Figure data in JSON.
— Start —
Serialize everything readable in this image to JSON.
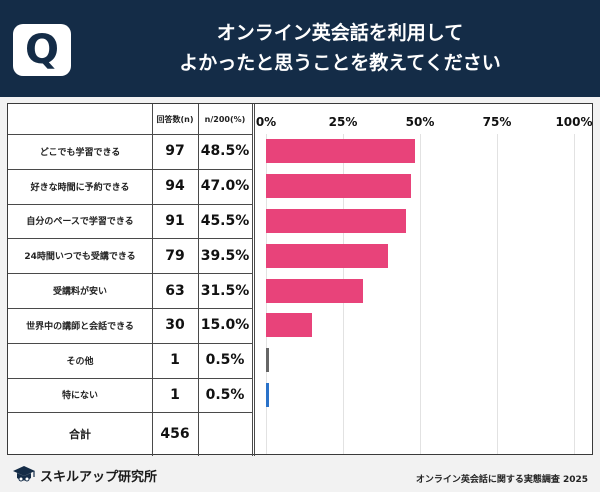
{
  "header": {
    "badge": "Q",
    "title_line1": "オンライン英会話を利用して",
    "title_line2": "よかったと思うことを教えてください"
  },
  "table": {
    "col_count_header": "回答数(n)",
    "col_pct_header": "n/200(%)",
    "total_label": "合計",
    "total_value": "456"
  },
  "chart_data": {
    "type": "bar",
    "orientation": "horizontal",
    "categories": [
      "どこでも学習できる",
      "好きな時間に予約できる",
      "自分のペースで学習できる",
      "24時間いつでも受講できる",
      "受講料が安い",
      "世界中の講師と会話できる",
      "その他",
      "特にない"
    ],
    "counts": [
      97,
      94,
      91,
      79,
      63,
      30,
      1,
      1
    ],
    "count_labels": [
      "97",
      "94",
      "91",
      "79",
      "63",
      "30",
      "1",
      "1"
    ],
    "values": [
      48.5,
      47.0,
      45.5,
      39.5,
      31.5,
      15.0,
      0.5,
      0.5
    ],
    "value_labels": [
      "48.5%",
      "47.0%",
      "45.5%",
      "39.5%",
      "31.5%",
      "15.0%",
      "0.5%",
      "0.5%"
    ],
    "xlim": [
      0,
      100
    ],
    "ticks": [
      "0%",
      "25%",
      "50%",
      "75%",
      "100%"
    ],
    "tick_values": [
      0,
      25,
      50,
      75,
      100
    ],
    "bar_colors": [
      "#e8437a",
      "#e8437a",
      "#e8437a",
      "#e8437a",
      "#e8437a",
      "#e8437a",
      "#666666",
      "#2a72c9"
    ],
    "grid": true
  },
  "footer": {
    "logo_text": "スキルアップ研究所",
    "source": "オンライン英会話に関する実態調査 2025"
  },
  "colors": {
    "header_bg": "#142c47",
    "bar_main": "#e8437a"
  }
}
— End —
INSTRUCTIONS TO FOLLOW.
Leave out the pictures and copy every record above exactly.

COMPLETE ANSWER.
Serialize everything readable in this image to JSON.
{
  "header": {
    "badge": "Q",
    "title_line1": "オンライン英会話を利用して",
    "title_line2": "よかったと思うことを教えてください"
  },
  "table": {
    "col_count_header": "回答数(n)",
    "col_pct_header": "n/200(%)",
    "total_label": "合計",
    "total_value": "456"
  },
  "chart_data": {
    "type": "bar",
    "orientation": "horizontal",
    "categories": [
      "どこでも学習できる",
      "好きな時間に予約できる",
      "自分のペースで学習できる",
      "24時間いつでも受講できる",
      "受講料が安い",
      "世界中の講師と会話できる",
      "その他",
      "特にない"
    ],
    "counts": [
      97,
      94,
      91,
      79,
      63,
      30,
      1,
      1
    ],
    "count_labels": [
      "97",
      "94",
      "91",
      "79",
      "63",
      "30",
      "1",
      "1"
    ],
    "values": [
      48.5,
      47.0,
      45.5,
      39.5,
      31.5,
      15.0,
      0.5,
      0.5
    ],
    "value_labels": [
      "48.5%",
      "47.0%",
      "45.5%",
      "39.5%",
      "31.5%",
      "15.0%",
      "0.5%",
      "0.5%"
    ],
    "xlim": [
      0,
      100
    ],
    "ticks": [
      "0%",
      "25%",
      "50%",
      "75%",
      "100%"
    ],
    "tick_values": [
      0,
      25,
      50,
      75,
      100
    ],
    "bar_colors": [
      "#e8437a",
      "#e8437a",
      "#e8437a",
      "#e8437a",
      "#e8437a",
      "#e8437a",
      "#666666",
      "#2a72c9"
    ],
    "grid": true
  },
  "footer": {
    "logo_text": "スキルアップ研究所",
    "source": "オンライン英会話に関する実態調査 2025"
  },
  "colors": {
    "header_bg": "#142c47",
    "bar_main": "#e8437a"
  }
}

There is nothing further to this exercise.